[Problem to solve]:
Exactly reproduce each line of the listing that follows.

Stored items from a collection:
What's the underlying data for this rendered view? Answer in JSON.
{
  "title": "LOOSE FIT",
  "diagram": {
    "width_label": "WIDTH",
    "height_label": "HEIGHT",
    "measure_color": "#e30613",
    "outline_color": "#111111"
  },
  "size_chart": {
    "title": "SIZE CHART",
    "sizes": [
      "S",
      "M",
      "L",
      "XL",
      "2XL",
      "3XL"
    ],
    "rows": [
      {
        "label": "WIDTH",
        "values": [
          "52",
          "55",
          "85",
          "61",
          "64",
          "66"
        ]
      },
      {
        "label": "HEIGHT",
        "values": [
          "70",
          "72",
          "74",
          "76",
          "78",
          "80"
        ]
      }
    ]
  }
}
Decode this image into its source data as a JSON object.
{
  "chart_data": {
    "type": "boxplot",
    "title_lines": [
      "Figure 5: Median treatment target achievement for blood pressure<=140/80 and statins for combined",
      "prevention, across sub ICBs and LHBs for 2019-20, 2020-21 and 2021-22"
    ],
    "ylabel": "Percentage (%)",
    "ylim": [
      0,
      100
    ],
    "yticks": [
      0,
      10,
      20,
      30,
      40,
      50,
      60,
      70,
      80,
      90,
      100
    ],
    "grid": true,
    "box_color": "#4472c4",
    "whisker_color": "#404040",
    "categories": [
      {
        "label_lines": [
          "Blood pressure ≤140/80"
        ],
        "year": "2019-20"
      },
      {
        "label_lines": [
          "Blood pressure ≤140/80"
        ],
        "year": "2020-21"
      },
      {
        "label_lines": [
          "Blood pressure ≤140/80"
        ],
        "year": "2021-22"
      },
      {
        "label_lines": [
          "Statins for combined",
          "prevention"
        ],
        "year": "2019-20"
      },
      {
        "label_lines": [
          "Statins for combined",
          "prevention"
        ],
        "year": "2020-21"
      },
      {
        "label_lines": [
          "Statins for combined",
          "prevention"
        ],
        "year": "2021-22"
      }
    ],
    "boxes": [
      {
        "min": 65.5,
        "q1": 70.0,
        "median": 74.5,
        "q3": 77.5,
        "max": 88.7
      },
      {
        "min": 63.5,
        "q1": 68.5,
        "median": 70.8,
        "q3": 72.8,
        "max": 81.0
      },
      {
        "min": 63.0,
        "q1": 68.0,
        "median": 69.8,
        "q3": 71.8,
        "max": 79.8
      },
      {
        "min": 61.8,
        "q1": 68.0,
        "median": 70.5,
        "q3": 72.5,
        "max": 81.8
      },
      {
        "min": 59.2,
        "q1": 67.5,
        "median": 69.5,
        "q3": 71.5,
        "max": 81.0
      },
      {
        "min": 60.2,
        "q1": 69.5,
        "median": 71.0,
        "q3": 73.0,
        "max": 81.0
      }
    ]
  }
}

[Full solution]:
What's the underlying data for this rendered view? Answer in JSON.
{
  "title": "LOOSE FIT",
  "diagram": {
    "width_label": "WIDTH",
    "height_label": "HEIGHT",
    "measure_color": "#e30613",
    "outline_color": "#111111"
  },
  "size_chart": {
    "title": "SIZE CHART",
    "sizes": [
      "S",
      "M",
      "L",
      "XL",
      "2XL",
      "3XL"
    ],
    "rows": [
      {
        "label": "WIDTH",
        "values": [
          "52",
          "55",
          "85",
          "61",
          "64",
          "66"
        ]
      },
      {
        "label": "HEIGHT",
        "values": [
          "70",
          "72",
          "74",
          "76",
          "78",
          "80"
        ]
      }
    ]
  }
}
Decode this image into its source data as a JSON object.
{
  "chart_data": {
    "type": "boxplot",
    "title_lines": [
      "Figure 5: Median treatment target achievement for blood pressure<=140/80 and statins for combined",
      "prevention, across sub ICBs and LHBs for 2019-20, 2020-21 and 2021-22"
    ],
    "ylabel": "Percentage (%)",
    "ylim": [
      0,
      100
    ],
    "yticks": [
      0,
      10,
      20,
      30,
      40,
      50,
      60,
      70,
      80,
      90,
      100
    ],
    "grid": true,
    "box_color": "#4472c4",
    "whisker_color": "#404040",
    "categories": [
      {
        "label_lines": [
          "Blood pressure ≤140/80"
        ],
        "year": "2019-20"
      },
      {
        "label_lines": [
          "Blood pressure ≤140/80"
        ],
        "year": "2020-21"
      },
      {
        "label_lines": [
          "Blood pressure ≤140/80"
        ],
        "year": "2021-22"
      },
      {
        "label_lines": [
          "Statins for combined",
          "prevention"
        ],
        "year": "2019-20"
      },
      {
        "label_lines": [
          "Statins for combined",
          "prevention"
        ],
        "year": "2020-21"
      },
      {
        "label_lines": [
          "Statins for combined",
          "prevention"
        ],
        "year": "2021-22"
      }
    ],
    "boxes": [
      {
        "min": 65.5,
        "q1": 70.0,
        "median": 74.5,
        "q3": 77.5,
        "max": 88.7
      },
      {
        "min": 63.5,
        "q1": 68.5,
        "median": 70.8,
        "q3": 72.8,
        "max": 81.0
      },
      {
        "min": 63.0,
        "q1": 68.0,
        "median": 69.8,
        "q3": 71.8,
        "max": 79.8
      },
      {
        "min": 61.8,
        "q1": 68.0,
        "median": 70.5,
        "q3": 72.5,
        "max": 81.8
      },
      {
        "min": 59.2,
        "q1": 67.5,
        "median": 69.5,
        "q3": 71.5,
        "max": 81.0
      },
      {
        "min": 60.2,
        "q1": 69.5,
        "median": 71.0,
        "q3": 73.0,
        "max": 81.0
      }
    ]
  }
}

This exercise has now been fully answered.